Aim:
State how many lines of the listing below include the word "Espíritu". Give only the number.

== Data shown

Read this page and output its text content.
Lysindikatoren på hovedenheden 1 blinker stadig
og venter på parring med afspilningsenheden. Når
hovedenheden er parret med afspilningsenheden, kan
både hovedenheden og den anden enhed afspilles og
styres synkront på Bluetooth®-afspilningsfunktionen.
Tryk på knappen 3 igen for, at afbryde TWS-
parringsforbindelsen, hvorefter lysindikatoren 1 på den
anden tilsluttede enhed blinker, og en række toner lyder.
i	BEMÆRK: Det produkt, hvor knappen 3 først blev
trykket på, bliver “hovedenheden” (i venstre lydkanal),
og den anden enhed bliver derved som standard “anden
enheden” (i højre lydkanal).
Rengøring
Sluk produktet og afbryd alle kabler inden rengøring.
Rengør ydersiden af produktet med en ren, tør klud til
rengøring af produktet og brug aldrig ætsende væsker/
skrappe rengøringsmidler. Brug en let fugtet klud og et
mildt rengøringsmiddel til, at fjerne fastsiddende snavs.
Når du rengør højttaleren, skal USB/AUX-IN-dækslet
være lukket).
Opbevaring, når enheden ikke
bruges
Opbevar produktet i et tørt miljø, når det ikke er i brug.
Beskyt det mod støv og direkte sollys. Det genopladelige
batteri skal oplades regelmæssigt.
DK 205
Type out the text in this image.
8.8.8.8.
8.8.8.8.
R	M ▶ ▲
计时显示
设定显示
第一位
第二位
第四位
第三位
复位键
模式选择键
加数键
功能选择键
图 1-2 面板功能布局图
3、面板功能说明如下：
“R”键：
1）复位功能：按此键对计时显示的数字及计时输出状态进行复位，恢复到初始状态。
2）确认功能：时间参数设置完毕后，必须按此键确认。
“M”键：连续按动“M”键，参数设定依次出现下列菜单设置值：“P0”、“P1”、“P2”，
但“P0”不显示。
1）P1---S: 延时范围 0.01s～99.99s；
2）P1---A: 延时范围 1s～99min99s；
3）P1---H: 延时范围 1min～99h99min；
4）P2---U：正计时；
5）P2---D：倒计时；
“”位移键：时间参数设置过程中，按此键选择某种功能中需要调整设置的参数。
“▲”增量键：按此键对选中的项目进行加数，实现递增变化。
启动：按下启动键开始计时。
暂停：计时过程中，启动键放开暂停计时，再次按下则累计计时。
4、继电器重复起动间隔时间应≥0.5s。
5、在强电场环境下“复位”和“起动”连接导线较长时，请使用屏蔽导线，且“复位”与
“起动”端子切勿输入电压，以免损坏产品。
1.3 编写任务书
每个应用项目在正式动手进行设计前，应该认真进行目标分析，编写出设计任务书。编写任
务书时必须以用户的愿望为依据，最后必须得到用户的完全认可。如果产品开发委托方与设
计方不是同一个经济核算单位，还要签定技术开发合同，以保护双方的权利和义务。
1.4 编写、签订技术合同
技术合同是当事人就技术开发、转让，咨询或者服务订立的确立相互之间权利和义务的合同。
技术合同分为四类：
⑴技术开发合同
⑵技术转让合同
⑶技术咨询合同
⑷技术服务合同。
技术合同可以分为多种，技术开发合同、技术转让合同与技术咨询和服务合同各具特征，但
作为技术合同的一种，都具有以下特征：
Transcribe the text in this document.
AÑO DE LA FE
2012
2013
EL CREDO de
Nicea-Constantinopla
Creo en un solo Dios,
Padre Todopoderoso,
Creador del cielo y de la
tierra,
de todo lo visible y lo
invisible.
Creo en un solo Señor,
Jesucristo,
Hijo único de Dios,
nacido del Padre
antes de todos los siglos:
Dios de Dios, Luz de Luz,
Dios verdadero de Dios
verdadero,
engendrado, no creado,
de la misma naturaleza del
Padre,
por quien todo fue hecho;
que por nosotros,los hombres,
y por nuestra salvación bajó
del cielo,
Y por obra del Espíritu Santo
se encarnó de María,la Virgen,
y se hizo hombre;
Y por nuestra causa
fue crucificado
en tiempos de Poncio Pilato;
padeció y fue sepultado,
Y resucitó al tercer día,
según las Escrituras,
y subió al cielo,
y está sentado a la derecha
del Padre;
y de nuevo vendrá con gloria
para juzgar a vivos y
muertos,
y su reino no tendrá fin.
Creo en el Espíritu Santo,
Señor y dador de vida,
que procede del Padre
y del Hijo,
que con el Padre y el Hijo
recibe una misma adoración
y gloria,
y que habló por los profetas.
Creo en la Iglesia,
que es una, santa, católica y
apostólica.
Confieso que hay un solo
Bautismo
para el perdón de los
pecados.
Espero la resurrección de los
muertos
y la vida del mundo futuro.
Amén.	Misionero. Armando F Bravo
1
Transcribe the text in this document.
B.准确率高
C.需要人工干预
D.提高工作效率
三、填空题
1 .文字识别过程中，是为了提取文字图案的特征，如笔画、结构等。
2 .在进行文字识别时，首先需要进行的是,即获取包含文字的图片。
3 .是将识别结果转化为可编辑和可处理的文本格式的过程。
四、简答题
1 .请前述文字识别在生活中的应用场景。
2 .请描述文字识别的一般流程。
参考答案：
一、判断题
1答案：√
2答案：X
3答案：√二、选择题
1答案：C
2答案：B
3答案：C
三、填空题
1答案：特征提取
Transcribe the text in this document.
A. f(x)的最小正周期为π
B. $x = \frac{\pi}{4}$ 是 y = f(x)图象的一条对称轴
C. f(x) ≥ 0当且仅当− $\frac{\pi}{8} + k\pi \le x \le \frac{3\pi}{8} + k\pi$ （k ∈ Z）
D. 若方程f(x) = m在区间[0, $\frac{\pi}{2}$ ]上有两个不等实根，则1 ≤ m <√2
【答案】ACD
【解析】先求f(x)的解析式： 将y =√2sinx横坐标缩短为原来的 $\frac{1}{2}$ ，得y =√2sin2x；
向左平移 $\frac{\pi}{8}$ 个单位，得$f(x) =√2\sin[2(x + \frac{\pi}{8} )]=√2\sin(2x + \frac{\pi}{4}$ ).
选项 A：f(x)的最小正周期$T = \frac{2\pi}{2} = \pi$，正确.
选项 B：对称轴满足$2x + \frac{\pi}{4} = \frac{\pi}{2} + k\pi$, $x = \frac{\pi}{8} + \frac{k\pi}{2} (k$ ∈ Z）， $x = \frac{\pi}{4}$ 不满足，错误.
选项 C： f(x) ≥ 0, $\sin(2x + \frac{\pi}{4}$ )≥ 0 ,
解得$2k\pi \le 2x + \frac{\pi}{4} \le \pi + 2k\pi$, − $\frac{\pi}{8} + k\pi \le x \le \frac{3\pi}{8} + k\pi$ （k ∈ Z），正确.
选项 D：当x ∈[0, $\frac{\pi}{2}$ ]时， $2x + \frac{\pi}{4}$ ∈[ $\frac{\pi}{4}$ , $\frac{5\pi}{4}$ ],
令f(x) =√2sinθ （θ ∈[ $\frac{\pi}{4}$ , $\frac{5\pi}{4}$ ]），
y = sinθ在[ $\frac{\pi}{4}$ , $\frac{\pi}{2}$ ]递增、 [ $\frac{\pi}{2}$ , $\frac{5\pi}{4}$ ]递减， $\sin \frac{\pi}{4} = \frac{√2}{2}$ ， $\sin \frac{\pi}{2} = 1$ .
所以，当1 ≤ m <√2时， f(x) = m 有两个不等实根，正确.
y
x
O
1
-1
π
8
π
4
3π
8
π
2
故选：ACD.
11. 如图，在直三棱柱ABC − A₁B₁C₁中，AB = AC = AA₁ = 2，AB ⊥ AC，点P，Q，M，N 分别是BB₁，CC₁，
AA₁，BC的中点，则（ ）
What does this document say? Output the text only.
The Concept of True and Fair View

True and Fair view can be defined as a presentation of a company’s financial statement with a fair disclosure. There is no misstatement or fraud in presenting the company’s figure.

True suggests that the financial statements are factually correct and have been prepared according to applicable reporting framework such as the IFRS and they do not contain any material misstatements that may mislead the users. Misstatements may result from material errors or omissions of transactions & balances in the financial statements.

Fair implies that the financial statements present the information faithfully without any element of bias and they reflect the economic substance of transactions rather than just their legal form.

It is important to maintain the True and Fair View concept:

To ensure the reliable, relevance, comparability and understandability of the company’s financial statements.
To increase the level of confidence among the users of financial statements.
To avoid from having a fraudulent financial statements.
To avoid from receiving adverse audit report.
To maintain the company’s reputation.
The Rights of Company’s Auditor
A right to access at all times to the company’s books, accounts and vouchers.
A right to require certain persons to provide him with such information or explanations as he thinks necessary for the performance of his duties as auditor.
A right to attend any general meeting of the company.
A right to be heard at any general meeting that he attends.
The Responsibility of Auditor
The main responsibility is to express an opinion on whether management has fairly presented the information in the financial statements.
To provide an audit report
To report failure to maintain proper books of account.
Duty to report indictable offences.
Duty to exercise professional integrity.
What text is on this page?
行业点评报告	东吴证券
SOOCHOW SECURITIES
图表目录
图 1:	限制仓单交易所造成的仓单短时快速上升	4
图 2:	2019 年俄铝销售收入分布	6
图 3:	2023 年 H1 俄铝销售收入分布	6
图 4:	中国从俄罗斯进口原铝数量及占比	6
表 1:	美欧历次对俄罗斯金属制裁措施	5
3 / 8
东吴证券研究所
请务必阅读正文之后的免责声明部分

====

Response for this exercise:
2